Aim
Make an exact copy of all the entries below, with the pictures left out.
___
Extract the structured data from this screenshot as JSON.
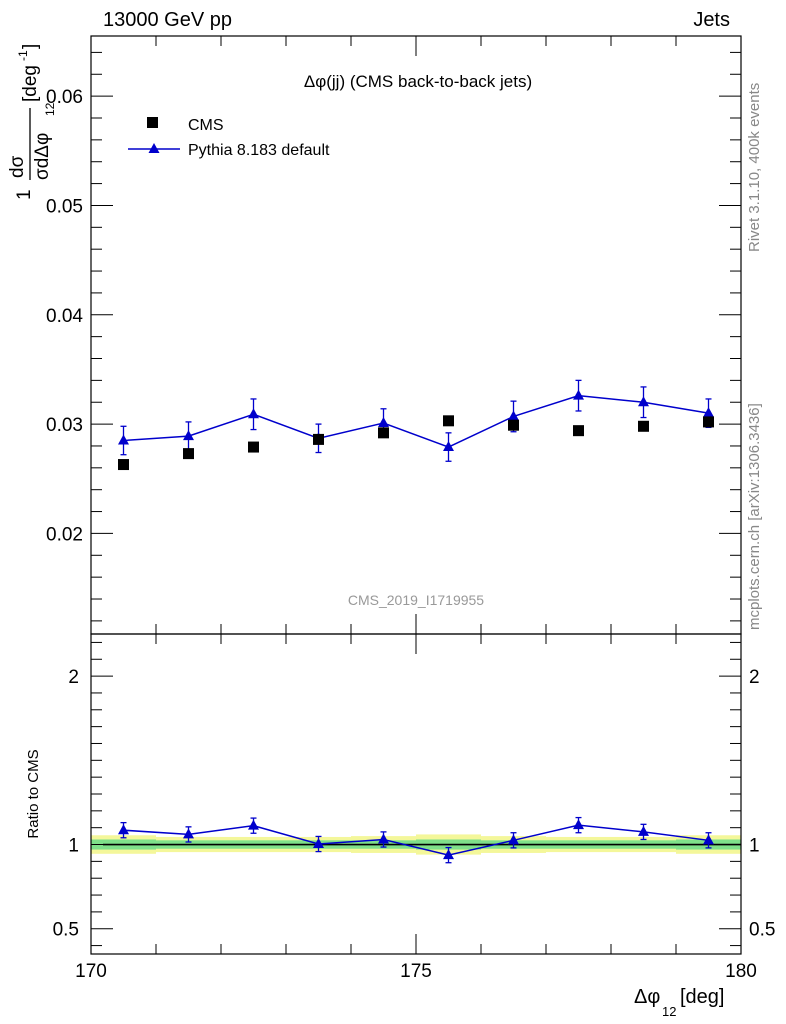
{
  "header": {
    "left": "13000 GeV pp",
    "right": "Jets"
  },
  "side_labels": {
    "rivet": "Rivet 3.1.10,  400k events",
    "mcplots": "mcplots.cern.ch [arXiv:1306.3436]"
  },
  "chart_data": [
    {
      "type": "scatter",
      "title": "Δφ(jj) (CMS back-to-back jets)",
      "watermark": "CMS_2019_I1719955",
      "ylabel": "1/σ dσ/dΔφ12 [deg⁻¹]",
      "ylabel_parts": {
        "one": "1",
        "dsigma": "dσ",
        "denom": "σdΔφ",
        "sub": "12",
        "unit": "[deg",
        "exp": "-1",
        "close": "]"
      },
      "xlim": [
        170,
        180
      ],
      "ylim": [
        0.0108,
        0.0655
      ],
      "yticks": [
        0.02,
        0.03,
        0.04,
        0.05,
        0.06
      ],
      "ytick_labels": [
        "0.02",
        "0.03",
        "0.04",
        "0.05",
        "0.06"
      ],
      "legend": {
        "position": "top-left",
        "entries": [
          "CMS",
          "Pythia 8.183 default"
        ]
      },
      "series": [
        {
          "name": "CMS",
          "marker": "square",
          "color": "#000000",
          "x": [
            170.5,
            171.5,
            172.5,
            173.5,
            174.5,
            175.5,
            176.5,
            177.5,
            178.5,
            179.5
          ],
          "y": [
            0.0263,
            0.0273,
            0.0279,
            0.0286,
            0.0292,
            0.0303,
            0.0299,
            0.0294,
            0.0298,
            0.0302
          ]
        },
        {
          "name": "Pythia 8.183 default",
          "marker": "triangle",
          "color": "#0000cc",
          "x": [
            170.5,
            171.5,
            172.5,
            173.5,
            174.5,
            175.5,
            176.5,
            177.5,
            178.5,
            179.5
          ],
          "y": [
            0.0285,
            0.0289,
            0.0309,
            0.0287,
            0.0301,
            0.0279,
            0.0307,
            0.0326,
            0.032,
            0.031
          ],
          "yerr": [
            0.0013,
            0.0013,
            0.0014,
            0.0013,
            0.0013,
            0.0013,
            0.0014,
            0.0014,
            0.0014,
            0.0013
          ]
        }
      ]
    },
    {
      "type": "scatter",
      "xlabel": "Δφ12 [deg]",
      "xlabel_parts": {
        "main": "Δφ",
        "sub": "12",
        "unit": " [deg]"
      },
      "ylabel": "Ratio to CMS",
      "xlim": [
        170,
        180
      ],
      "ylim": [
        0.35,
        2.25
      ],
      "xticks": [
        170,
        175,
        180
      ],
      "xtick_labels": [
        "170",
        "175",
        "180"
      ],
      "yticks": [
        0.5,
        1,
        2
      ],
      "ytick_labels": [
        "0.5",
        "1",
        "2"
      ],
      "reference": 1,
      "bands": {
        "x_edges": [
          170,
          171,
          172,
          173,
          174,
          175,
          176,
          177,
          178,
          179,
          180
        ],
        "inner_halfwidth": [
          0.03,
          0.025,
          0.025,
          0.025,
          0.025,
          0.03,
          0.025,
          0.025,
          0.025,
          0.03
        ],
        "outer_halfwidth": [
          0.055,
          0.045,
          0.045,
          0.045,
          0.05,
          0.06,
          0.05,
          0.045,
          0.045,
          0.055
        ],
        "inner_color": "#7fe08a",
        "outer_color": "#f4f79a"
      },
      "series": [
        {
          "name": "Pythia 8.183 default",
          "marker": "triangle",
          "color": "#0000cc",
          "x": [
            170.5,
            171.5,
            172.5,
            173.5,
            174.5,
            175.5,
            176.5,
            177.5,
            178.5,
            179.5
          ],
          "y": [
            1.085,
            1.06,
            1.112,
            1.003,
            1.03,
            0.937,
            1.025,
            1.115,
            1.075,
            1.025
          ],
          "yerr": [
            0.045,
            0.045,
            0.045,
            0.045,
            0.045,
            0.045,
            0.045,
            0.045,
            0.045,
            0.045
          ]
        }
      ]
    }
  ]
}
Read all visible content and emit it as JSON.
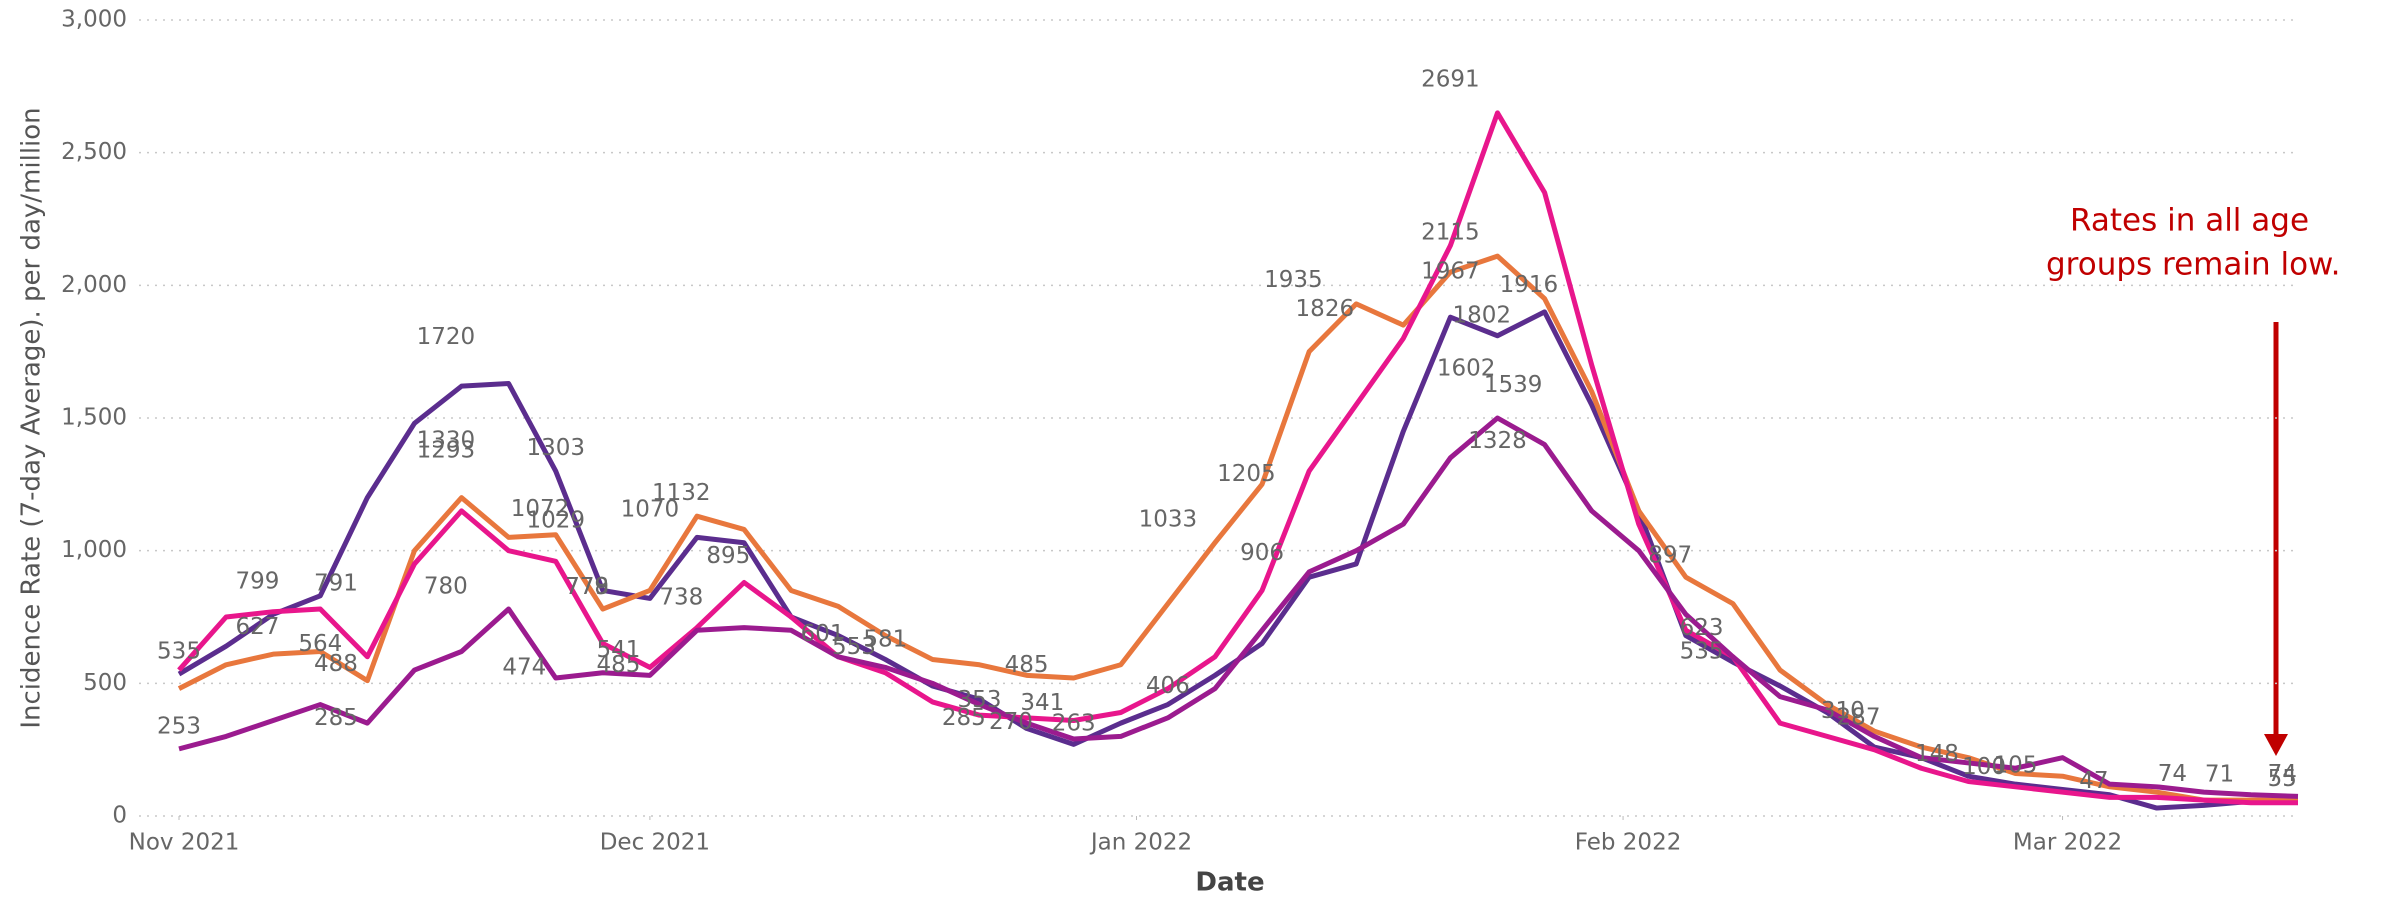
___
Correct output
Extract the structured data from this screenshot as JSON.
{
  "header": {
    "left": "13000 GeV pp",
    "right": "Jets"
  },
  "side_labels": {
    "rivet": "Rivet 3.1.10,  400k events",
    "mcplots": "mcplots.cern.ch [arXiv:1306.3436]"
  },
  "chart_data": [
    {
      "type": "scatter",
      "title": "Δφ(jj) (CMS back-to-back jets)",
      "watermark": "CMS_2019_I1719955",
      "ylabel": "1/σ dσ/dΔφ12 [deg⁻¹]",
      "ylabel_parts": {
        "one": "1",
        "dsigma": "dσ",
        "denom": "σdΔφ",
        "sub": "12",
        "unit": "[deg",
        "exp": "-1",
        "close": "]"
      },
      "xlim": [
        170,
        180
      ],
      "ylim": [
        0.0108,
        0.0655
      ],
      "yticks": [
        0.02,
        0.03,
        0.04,
        0.05,
        0.06
      ],
      "ytick_labels": [
        "0.02",
        "0.03",
        "0.04",
        "0.05",
        "0.06"
      ],
      "legend": {
        "position": "top-left",
        "entries": [
          "CMS",
          "Pythia 8.183 default"
        ]
      },
      "series": [
        {
          "name": "CMS",
          "marker": "square",
          "color": "#000000",
          "x": [
            170.5,
            171.5,
            172.5,
            173.5,
            174.5,
            175.5,
            176.5,
            177.5,
            178.5,
            179.5
          ],
          "y": [
            0.0263,
            0.0273,
            0.0279,
            0.0286,
            0.0292,
            0.0303,
            0.0299,
            0.0294,
            0.0298,
            0.0302
          ]
        },
        {
          "name": "Pythia 8.183 default",
          "marker": "triangle",
          "color": "#0000cc",
          "x": [
            170.5,
            171.5,
            172.5,
            173.5,
            174.5,
            175.5,
            176.5,
            177.5,
            178.5,
            179.5
          ],
          "y": [
            0.0285,
            0.0289,
            0.0309,
            0.0287,
            0.0301,
            0.0279,
            0.0307,
            0.0326,
            0.032,
            0.031
          ],
          "yerr": [
            0.0013,
            0.0013,
            0.0014,
            0.0013,
            0.0013,
            0.0013,
            0.0014,
            0.0014,
            0.0014,
            0.0013
          ]
        }
      ]
    },
    {
      "type": "scatter",
      "xlabel": "Δφ12 [deg]",
      "xlabel_parts": {
        "main": "Δφ",
        "sub": "12",
        "unit": " [deg]"
      },
      "ylabel": "Ratio to CMS",
      "xlim": [
        170,
        180
      ],
      "ylim": [
        0.35,
        2.25
      ],
      "xticks": [
        170,
        175,
        180
      ],
      "xtick_labels": [
        "170",
        "175",
        "180"
      ],
      "yticks": [
        0.5,
        1,
        2
      ],
      "ytick_labels": [
        "0.5",
        "1",
        "2"
      ],
      "reference": 1,
      "bands": {
        "x_edges": [
          170,
          171,
          172,
          173,
          174,
          175,
          176,
          177,
          178,
          179,
          180
        ],
        "inner_halfwidth": [
          0.03,
          0.025,
          0.025,
          0.025,
          0.025,
          0.03,
          0.025,
          0.025,
          0.025,
          0.03
        ],
        "outer_halfwidth": [
          0.055,
          0.045,
          0.045,
          0.045,
          0.05,
          0.06,
          0.05,
          0.045,
          0.045,
          0.055
        ],
        "inner_color": "#7fe08a",
        "outer_color": "#f4f79a"
      },
      "series": [
        {
          "name": "Pythia 8.183 default",
          "marker": "triangle",
          "color": "#0000cc",
          "x": [
            170.5,
            171.5,
            172.5,
            173.5,
            174.5,
            175.5,
            176.5,
            177.5,
            178.5,
            179.5
          ],
          "y": [
            1.085,
            1.06,
            1.112,
            1.003,
            1.03,
            0.937,
            1.025,
            1.115,
            1.075,
            1.025
          ],
          "yerr": [
            0.045,
            0.045,
            0.045,
            0.045,
            0.045,
            0.045,
            0.045,
            0.045,
            0.045,
            0.045
          ]
        }
      ]
    }
  ]
}
Read all visible content and emit it as JSON.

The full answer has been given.